Work instructions -
Take each line that has the word "MITCHELL" and return it.

Source data -
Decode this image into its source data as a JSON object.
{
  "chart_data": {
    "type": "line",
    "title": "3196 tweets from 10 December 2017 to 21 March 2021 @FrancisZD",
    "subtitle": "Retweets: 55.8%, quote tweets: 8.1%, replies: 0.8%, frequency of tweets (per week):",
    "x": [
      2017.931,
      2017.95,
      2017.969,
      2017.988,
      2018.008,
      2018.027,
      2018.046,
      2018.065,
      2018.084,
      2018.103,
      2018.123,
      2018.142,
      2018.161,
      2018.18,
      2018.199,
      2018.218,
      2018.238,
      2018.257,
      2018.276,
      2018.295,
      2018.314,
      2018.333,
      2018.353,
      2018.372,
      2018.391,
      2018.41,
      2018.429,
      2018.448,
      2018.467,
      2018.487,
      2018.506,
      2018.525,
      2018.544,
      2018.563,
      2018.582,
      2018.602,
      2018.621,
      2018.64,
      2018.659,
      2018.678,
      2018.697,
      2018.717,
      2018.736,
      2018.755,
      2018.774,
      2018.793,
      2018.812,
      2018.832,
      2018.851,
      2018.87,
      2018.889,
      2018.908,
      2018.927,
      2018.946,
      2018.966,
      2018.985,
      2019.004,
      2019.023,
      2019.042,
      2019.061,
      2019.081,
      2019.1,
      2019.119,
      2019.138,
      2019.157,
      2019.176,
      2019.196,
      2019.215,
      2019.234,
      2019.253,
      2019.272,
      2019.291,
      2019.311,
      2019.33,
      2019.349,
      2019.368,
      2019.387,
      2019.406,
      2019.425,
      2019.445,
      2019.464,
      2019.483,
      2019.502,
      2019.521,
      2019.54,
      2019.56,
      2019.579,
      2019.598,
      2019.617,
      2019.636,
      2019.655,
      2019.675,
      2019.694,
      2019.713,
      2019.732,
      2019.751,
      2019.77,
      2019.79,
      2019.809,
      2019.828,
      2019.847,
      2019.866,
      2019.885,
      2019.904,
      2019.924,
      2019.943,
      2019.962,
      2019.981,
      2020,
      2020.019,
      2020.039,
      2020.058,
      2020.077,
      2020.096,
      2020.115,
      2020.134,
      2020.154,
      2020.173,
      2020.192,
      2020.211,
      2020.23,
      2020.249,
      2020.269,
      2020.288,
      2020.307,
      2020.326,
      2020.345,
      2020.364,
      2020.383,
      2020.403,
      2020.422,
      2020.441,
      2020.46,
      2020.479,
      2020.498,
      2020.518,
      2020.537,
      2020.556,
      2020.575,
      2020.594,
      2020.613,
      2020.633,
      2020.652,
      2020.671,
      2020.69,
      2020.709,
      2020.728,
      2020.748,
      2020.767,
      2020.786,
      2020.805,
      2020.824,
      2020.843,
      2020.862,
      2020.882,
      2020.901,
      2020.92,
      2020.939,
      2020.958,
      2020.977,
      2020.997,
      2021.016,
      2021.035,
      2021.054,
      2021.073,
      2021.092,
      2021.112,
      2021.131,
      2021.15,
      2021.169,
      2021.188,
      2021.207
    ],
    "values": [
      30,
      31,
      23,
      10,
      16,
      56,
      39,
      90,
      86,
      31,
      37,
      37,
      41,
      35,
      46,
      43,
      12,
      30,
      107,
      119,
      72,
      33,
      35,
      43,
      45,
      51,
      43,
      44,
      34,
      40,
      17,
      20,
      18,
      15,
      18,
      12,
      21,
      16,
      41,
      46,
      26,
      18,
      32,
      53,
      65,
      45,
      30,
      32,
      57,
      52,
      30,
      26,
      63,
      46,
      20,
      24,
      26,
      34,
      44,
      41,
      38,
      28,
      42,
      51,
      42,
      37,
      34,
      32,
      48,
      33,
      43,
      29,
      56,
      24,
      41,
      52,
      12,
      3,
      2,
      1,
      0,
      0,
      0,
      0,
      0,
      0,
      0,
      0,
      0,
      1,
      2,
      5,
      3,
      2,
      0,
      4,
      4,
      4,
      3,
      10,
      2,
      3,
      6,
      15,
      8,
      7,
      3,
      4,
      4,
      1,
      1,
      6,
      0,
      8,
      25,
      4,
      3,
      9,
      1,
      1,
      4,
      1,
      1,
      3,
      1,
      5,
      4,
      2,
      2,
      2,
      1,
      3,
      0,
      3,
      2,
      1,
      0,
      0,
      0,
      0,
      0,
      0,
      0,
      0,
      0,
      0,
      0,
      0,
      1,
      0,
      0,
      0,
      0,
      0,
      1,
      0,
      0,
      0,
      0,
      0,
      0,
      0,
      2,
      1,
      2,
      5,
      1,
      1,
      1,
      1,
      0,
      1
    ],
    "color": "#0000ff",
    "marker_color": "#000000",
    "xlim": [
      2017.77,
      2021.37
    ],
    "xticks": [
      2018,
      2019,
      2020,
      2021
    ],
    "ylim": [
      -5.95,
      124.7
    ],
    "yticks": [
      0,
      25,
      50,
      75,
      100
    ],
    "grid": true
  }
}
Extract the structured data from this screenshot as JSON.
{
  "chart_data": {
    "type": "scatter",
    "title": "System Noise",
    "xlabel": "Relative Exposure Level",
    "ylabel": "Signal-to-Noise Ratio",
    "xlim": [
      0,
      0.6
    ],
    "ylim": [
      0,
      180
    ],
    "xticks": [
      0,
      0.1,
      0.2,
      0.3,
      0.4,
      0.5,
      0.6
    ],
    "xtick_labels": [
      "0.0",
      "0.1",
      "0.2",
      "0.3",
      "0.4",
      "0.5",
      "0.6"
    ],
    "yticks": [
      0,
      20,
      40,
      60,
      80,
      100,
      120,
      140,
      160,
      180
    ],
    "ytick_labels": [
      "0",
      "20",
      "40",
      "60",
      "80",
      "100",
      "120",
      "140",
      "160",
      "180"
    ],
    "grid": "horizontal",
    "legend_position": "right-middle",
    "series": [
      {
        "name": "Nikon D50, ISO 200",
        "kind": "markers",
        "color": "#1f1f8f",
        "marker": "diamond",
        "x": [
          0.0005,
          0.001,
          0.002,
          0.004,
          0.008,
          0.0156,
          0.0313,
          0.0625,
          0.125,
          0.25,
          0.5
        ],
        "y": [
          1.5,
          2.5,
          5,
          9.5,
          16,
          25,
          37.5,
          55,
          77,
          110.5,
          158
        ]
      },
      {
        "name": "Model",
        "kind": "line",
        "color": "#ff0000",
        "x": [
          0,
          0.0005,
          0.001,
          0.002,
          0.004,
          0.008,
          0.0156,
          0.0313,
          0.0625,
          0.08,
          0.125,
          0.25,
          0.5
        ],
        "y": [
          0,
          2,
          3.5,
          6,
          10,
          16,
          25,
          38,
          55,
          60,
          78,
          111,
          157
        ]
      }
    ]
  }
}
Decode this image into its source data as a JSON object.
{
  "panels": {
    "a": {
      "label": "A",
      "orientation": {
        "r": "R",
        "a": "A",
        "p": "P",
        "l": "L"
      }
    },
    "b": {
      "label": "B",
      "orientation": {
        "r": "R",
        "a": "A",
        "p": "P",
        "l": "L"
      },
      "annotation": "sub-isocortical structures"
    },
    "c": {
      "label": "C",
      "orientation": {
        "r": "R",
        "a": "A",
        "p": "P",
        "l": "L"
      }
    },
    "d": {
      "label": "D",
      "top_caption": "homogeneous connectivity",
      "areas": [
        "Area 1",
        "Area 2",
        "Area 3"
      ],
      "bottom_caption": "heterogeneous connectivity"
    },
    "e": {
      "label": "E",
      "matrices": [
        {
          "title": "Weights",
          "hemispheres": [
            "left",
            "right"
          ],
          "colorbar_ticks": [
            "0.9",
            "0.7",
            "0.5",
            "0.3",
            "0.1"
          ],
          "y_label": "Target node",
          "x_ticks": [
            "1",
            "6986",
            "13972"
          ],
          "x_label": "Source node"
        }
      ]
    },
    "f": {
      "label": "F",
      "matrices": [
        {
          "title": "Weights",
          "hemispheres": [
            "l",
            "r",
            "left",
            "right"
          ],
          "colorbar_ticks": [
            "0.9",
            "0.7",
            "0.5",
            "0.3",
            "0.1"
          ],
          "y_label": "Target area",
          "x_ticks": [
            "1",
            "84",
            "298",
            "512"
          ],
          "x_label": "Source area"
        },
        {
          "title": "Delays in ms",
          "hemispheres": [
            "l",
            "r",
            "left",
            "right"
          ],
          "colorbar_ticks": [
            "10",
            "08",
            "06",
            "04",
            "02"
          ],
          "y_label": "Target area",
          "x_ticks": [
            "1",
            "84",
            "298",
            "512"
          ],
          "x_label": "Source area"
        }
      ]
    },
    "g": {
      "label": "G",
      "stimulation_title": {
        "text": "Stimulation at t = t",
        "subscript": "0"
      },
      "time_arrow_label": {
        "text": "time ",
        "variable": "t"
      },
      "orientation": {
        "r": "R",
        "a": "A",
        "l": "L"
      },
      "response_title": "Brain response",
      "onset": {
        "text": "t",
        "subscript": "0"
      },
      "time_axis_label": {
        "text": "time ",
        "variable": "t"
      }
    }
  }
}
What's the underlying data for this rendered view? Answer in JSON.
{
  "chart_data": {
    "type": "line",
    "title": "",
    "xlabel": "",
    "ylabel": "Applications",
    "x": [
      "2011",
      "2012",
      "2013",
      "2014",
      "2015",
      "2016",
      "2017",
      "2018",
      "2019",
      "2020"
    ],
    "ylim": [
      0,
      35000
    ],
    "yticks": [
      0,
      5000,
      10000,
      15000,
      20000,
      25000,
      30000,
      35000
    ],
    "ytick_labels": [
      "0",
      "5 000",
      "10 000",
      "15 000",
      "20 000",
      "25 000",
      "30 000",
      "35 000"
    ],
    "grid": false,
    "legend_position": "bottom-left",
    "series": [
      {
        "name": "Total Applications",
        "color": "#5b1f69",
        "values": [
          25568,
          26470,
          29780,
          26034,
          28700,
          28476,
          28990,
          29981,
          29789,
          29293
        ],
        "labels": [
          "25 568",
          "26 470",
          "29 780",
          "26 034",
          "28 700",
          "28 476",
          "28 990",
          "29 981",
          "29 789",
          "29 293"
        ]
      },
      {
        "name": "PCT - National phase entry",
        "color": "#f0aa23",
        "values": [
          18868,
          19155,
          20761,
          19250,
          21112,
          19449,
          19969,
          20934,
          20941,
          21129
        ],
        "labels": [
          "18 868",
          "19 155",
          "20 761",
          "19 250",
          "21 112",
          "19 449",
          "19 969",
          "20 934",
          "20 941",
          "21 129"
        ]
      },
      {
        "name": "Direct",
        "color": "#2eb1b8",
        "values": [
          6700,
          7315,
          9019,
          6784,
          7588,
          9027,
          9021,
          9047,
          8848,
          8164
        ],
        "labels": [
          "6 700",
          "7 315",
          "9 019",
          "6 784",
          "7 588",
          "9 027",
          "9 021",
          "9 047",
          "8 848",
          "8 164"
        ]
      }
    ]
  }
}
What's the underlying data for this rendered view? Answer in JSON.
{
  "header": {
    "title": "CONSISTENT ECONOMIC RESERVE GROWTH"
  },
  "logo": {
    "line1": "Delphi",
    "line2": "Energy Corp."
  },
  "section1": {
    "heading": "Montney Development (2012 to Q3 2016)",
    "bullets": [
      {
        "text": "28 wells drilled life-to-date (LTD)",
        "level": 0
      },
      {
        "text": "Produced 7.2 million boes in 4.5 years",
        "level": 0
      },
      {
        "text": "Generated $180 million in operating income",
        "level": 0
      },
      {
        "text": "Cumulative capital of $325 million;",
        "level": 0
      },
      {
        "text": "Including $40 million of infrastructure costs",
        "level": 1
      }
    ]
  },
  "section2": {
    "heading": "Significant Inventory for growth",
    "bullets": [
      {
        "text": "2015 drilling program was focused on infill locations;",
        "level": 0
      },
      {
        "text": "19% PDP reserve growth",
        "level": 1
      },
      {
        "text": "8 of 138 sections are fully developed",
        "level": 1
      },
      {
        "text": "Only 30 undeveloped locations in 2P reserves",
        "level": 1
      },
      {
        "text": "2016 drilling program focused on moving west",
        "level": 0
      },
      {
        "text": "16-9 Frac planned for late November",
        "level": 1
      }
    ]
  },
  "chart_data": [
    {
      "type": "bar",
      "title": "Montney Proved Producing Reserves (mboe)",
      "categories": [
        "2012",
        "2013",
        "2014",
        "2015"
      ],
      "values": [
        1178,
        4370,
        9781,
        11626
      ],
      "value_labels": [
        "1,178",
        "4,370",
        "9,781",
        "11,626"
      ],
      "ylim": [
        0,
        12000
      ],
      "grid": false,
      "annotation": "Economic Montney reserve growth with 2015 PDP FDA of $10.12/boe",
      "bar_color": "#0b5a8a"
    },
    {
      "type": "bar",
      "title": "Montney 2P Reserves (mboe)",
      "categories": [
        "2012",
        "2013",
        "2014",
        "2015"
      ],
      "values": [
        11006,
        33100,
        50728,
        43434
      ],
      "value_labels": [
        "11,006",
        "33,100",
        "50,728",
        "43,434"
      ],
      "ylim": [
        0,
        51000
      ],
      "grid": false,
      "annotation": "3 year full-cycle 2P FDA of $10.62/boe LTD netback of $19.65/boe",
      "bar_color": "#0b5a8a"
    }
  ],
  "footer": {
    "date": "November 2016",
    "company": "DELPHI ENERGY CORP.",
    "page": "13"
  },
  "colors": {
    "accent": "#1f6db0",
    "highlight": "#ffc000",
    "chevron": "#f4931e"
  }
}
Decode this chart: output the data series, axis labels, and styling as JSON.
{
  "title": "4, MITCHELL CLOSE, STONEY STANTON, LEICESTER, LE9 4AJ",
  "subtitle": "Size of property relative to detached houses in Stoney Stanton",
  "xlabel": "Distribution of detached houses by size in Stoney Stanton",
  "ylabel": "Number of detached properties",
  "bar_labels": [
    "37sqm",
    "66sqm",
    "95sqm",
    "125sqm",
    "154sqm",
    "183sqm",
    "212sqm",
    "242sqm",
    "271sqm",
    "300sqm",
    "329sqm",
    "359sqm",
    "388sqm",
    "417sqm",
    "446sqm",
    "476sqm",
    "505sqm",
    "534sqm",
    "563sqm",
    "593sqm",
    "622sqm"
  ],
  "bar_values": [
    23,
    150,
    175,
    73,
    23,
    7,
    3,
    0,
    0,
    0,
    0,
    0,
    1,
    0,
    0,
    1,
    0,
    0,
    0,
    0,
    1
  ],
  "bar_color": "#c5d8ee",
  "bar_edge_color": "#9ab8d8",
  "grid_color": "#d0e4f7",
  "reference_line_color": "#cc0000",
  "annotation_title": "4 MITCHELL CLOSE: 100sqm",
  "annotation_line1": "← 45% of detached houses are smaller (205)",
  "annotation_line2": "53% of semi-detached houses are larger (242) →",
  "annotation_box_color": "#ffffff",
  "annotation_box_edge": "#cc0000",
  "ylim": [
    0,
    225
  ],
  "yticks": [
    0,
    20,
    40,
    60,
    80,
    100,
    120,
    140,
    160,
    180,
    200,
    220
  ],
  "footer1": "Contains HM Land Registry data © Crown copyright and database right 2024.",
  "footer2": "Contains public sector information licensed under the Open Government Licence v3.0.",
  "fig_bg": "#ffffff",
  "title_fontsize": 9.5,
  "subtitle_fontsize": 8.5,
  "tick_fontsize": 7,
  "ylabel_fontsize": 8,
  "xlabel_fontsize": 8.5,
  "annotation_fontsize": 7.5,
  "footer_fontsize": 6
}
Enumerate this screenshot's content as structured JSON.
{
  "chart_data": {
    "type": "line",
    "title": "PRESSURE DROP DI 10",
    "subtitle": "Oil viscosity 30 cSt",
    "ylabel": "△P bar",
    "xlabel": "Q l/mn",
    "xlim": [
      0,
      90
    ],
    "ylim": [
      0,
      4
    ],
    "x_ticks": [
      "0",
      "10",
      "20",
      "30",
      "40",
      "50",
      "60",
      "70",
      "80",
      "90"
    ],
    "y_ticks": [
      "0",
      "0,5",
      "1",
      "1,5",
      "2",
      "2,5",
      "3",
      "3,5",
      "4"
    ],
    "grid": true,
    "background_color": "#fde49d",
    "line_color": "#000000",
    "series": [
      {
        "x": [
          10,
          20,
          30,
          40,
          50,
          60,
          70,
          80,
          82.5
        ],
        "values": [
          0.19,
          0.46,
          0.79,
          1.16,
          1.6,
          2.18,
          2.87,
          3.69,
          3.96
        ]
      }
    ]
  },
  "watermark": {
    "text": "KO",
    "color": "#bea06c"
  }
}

Response to this exercise -
  "title": "4, MITCHELL CLOSE, STONEY STANTON, LEICESTER, LE9 4AJ",
  "annotation_title": "4 MITCHELL CLOSE: 100sqm",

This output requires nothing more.